╔══
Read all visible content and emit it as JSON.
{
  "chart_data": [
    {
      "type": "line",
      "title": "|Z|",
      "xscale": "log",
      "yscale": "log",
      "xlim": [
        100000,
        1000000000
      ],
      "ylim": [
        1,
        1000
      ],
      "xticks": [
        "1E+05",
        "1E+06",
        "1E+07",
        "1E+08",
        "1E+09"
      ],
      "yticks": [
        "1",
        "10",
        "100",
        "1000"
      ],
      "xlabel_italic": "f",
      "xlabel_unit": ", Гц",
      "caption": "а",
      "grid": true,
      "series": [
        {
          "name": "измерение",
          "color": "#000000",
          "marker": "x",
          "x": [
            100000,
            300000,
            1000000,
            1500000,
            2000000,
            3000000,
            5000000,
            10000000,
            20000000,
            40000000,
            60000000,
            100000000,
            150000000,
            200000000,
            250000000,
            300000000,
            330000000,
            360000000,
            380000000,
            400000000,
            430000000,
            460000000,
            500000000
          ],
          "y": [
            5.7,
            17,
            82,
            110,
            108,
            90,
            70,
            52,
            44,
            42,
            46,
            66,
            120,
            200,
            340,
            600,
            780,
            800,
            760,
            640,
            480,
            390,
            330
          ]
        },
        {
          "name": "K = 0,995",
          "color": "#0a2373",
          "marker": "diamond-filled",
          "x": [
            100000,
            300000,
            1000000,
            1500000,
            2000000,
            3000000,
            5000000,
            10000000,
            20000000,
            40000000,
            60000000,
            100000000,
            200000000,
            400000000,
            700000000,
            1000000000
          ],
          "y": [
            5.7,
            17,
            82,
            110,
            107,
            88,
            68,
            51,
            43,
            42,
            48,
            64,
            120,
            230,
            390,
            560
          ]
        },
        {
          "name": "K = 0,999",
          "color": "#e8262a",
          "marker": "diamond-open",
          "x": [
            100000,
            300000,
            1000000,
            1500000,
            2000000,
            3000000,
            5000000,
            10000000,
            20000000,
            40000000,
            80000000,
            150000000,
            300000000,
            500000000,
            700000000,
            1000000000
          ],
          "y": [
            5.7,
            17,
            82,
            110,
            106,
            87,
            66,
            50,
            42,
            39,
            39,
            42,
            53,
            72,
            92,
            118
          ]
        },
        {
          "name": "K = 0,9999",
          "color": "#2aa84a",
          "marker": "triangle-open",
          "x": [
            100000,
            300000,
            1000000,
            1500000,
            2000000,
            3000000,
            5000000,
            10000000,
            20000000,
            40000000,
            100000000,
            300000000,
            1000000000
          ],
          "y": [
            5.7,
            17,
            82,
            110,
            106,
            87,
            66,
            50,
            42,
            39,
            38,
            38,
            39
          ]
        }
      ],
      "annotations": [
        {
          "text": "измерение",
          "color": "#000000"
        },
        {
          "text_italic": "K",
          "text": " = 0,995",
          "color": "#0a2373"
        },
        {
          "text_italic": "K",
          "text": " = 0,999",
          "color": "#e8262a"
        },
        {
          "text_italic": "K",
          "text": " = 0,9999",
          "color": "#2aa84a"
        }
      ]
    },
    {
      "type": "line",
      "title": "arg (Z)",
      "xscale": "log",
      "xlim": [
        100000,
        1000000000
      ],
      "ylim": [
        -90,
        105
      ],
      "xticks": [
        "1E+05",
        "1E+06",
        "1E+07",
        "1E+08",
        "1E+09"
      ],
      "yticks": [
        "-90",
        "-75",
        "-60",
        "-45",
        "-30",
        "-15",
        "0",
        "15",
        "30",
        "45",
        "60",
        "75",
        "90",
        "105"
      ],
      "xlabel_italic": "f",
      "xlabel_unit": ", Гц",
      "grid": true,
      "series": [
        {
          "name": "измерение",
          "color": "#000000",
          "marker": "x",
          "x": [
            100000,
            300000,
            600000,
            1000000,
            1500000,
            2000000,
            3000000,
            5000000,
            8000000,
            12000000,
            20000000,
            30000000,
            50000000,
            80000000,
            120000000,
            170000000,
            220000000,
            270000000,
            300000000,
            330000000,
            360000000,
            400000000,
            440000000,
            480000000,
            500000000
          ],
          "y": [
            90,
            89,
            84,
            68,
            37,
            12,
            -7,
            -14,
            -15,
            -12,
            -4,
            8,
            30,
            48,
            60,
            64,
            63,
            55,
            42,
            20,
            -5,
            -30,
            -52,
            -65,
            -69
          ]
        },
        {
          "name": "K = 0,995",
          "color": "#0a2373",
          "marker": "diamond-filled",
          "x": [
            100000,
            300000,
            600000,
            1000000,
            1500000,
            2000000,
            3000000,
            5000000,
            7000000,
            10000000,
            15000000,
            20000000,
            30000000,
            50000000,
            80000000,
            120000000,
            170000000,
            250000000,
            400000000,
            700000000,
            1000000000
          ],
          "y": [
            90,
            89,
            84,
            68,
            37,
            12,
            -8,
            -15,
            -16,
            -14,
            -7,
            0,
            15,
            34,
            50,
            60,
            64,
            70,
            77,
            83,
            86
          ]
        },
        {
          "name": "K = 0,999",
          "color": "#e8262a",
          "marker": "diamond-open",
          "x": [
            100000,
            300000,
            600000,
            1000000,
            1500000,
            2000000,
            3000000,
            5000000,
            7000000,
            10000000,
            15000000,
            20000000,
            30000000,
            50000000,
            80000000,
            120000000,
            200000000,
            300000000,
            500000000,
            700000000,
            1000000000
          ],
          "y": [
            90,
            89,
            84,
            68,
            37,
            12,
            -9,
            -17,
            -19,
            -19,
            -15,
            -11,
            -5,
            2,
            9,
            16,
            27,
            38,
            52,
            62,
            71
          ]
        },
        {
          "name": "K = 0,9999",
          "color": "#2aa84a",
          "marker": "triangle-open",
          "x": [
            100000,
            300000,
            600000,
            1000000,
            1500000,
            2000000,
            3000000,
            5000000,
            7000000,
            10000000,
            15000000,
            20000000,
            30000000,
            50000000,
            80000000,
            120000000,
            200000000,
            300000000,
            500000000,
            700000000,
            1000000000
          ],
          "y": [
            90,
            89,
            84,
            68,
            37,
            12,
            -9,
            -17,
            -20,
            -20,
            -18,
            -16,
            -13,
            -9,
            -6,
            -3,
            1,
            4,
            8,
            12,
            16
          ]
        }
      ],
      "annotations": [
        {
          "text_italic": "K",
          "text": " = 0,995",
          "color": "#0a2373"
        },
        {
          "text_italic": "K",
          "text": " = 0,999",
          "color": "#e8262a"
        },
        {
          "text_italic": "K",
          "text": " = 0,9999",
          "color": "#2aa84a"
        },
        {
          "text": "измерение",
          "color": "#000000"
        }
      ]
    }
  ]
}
╚══
* WORK REQUIRED *
Copy out all of the data exactly, leaving nothing out.

* RESULT *
Read all visible content and emit it as JSON.
{
  "chart_data": [
    {
      "type": "line",
      "title": "|Z|",
      "xscale": "log",
      "yscale": "log",
      "xlim": [
        100000,
        1000000000
      ],
      "ylim": [
        1,
        1000
      ],
      "xticks": [
        "1E+05",
        "1E+06",
        "1E+07",
        "1E+08",
        "1E+09"
      ],
      "yticks": [
        "1",
        "10",
        "100",
        "1000"
      ],
      "xlabel_italic": "f",
      "xlabel_unit": ", Гц",
      "caption": "а",
      "grid": true,
      "series": [
        {
          "name": "измерение",
          "color": "#000000",
          "marker": "x",
          "x": [
            100000,
            300000,
            1000000,
            1500000,
            2000000,
            3000000,
            5000000,
            10000000,
            20000000,
            40000000,
            60000000,
            100000000,
            150000000,
            200000000,
            250000000,
            300000000,
            330000000,
            360000000,
            380000000,
            400000000,
            430000000,
            460000000,
            500000000
          ],
          "y": [
            5.7,
            17,
            82,
            110,
            108,
            90,
            70,
            52,
            44,
            42,
            46,
            66,
            120,
            200,
            340,
            600,
            780,
            800,
            760,
            640,
            480,
            390,
            330
          ]
        },
        {
          "name": "K = 0,995",
          "color": "#0a2373",
          "marker": "diamond-filled",
          "x": [
            100000,
            300000,
            1000000,
            1500000,
            2000000,
            3000000,
            5000000,
            10000000,
            20000000,
            40000000,
            60000000,
            100000000,
            200000000,
            400000000,
            700000000,
            1000000000
          ],
          "y": [
            5.7,
            17,
            82,
            110,
            107,
            88,
            68,
            51,
            43,
            42,
            48,
            64,
            120,
            230,
            390,
            560
          ]
        },
        {
          "name": "K = 0,999",
          "color": "#e8262a",
          "marker": "diamond-open",
          "x": [
            100000,
            300000,
            1000000,
            1500000,
            2000000,
            3000000,
            5000000,
            10000000,
            20000000,
            40000000,
            80000000,
            150000000,
            300000000,
            500000000,
            700000000,
            1000000000
          ],
          "y": [
            5.7,
            17,
            82,
            110,
            106,
            87,
            66,
            50,
            42,
            39,
            39,
            42,
            53,
            72,
            92,
            118
          ]
        },
        {
          "name": "K = 0,9999",
          "color": "#2aa84a",
          "marker": "triangle-open",
          "x": [
            100000,
            300000,
            1000000,
            1500000,
            2000000,
            3000000,
            5000000,
            10000000,
            20000000,
            40000000,
            100000000,
            300000000,
            1000000000
          ],
          "y": [
            5.7,
            17,
            82,
            110,
            106,
            87,
            66,
            50,
            42,
            39,
            38,
            38,
            39
          ]
        }
      ],
      "annotations": [
        {
          "text": "измерение",
          "color": "#000000"
        },
        {
          "text_italic": "K",
          "text": " = 0,995",
          "color": "#0a2373"
        },
        {
          "text_italic": "K",
          "text": " = 0,999",
          "color": "#e8262a"
        },
        {
          "text_italic": "K",
          "text": " = 0,9999",
          "color": "#2aa84a"
        }
      ]
    },
    {
      "type": "line",
      "title": "arg (Z)",
      "xscale": "log",
      "xlim": [
        100000,
        1000000000
      ],
      "ylim": [
        -90,
        105
      ],
      "xticks": [
        "1E+05",
        "1E+06",
        "1E+07",
        "1E+08",
        "1E+09"
      ],
      "yticks": [
        "-90",
        "-75",
        "-60",
        "-45",
        "-30",
        "-15",
        "0",
        "15",
        "30",
        "45",
        "60",
        "75",
        "90",
        "105"
      ],
      "xlabel_italic": "f",
      "xlabel_unit": ", Гц",
      "grid": true,
      "series": [
        {
          "name": "измерение",
          "color": "#000000",
          "marker": "x",
          "x": [
            100000,
            300000,
            600000,
            1000000,
            1500000,
            2000000,
            3000000,
            5000000,
            8000000,
            12000000,
            20000000,
            30000000,
            50000000,
            80000000,
            120000000,
            170000000,
            220000000,
            270000000,
            300000000,
            330000000,
            360000000,
            400000000,
            440000000,
            480000000,
            500000000
          ],
          "y": [
            90,
            89,
            84,
            68,
            37,
            12,
            -7,
            -14,
            -15,
            -12,
            -4,
            8,
            30,
            48,
            60,
            64,
            63,
            55,
            42,
            20,
            -5,
            -30,
            -52,
            -65,
            -69
          ]
        },
        {
          "name": "K = 0,995",
          "color": "#0a2373",
          "marker": "diamond-filled",
          "x": [
            100000,
            300000,
            600000,
            1000000,
            1500000,
            2000000,
            3000000,
            5000000,
            7000000,
            10000000,
            15000000,
            20000000,
            30000000,
            50000000,
            80000000,
            120000000,
            170000000,
            250000000,
            400000000,
            700000000,
            1000000000
          ],
          "y": [
            90,
            89,
            84,
            68,
            37,
            12,
            -8,
            -15,
            -16,
            -14,
            -7,
            0,
            15,
            34,
            50,
            60,
            64,
            70,
            77,
            83,
            86
          ]
        },
        {
          "name": "K = 0,999",
          "color": "#e8262a",
          "marker": "diamond-open",
          "x": [
            100000,
            300000,
            600000,
            1000000,
            1500000,
            2000000,
            3000000,
            5000000,
            7000000,
            10000000,
            15000000,
            20000000,
            30000000,
            50000000,
            80000000,
            120000000,
            200000000,
            300000000,
            500000000,
            700000000,
            1000000000
          ],
          "y": [
            90,
            89,
            84,
            68,
            37,
            12,
            -9,
            -17,
            -19,
            -19,
            -15,
            -11,
            -5,
            2,
            9,
            16,
            27,
            38,
            52,
            62,
            71
          ]
        },
        {
          "name": "K = 0,9999",
          "color": "#2aa84a",
          "marker": "triangle-open",
          "x": [
            100000,
            300000,
            600000,
            1000000,
            1500000,
            2000000,
            3000000,
            5000000,
            7000000,
            10000000,
            15000000,
            20000000,
            30000000,
            50000000,
            80000000,
            120000000,
            200000000,
            300000000,
            500000000,
            700000000,
            1000000000
          ],
          "y": [
            90,
            89,
            84,
            68,
            37,
            12,
            -9,
            -17,
            -20,
            -20,
            -18,
            -16,
            -13,
            -9,
            -6,
            -3,
            1,
            4,
            8,
            12,
            16
          ]
        }
      ],
      "annotations": [
        {
          "text_italic": "K",
          "text": " = 0,995",
          "color": "#0a2373"
        },
        {
          "text_italic": "K",
          "text": " = 0,999",
          "color": "#e8262a"
        },
        {
          "text_italic": "K",
          "text": " = 0,9999",
          "color": "#2aa84a"
        },
        {
          "text": "измерение",
          "color": "#000000"
        }
      ]
    }
  ]
}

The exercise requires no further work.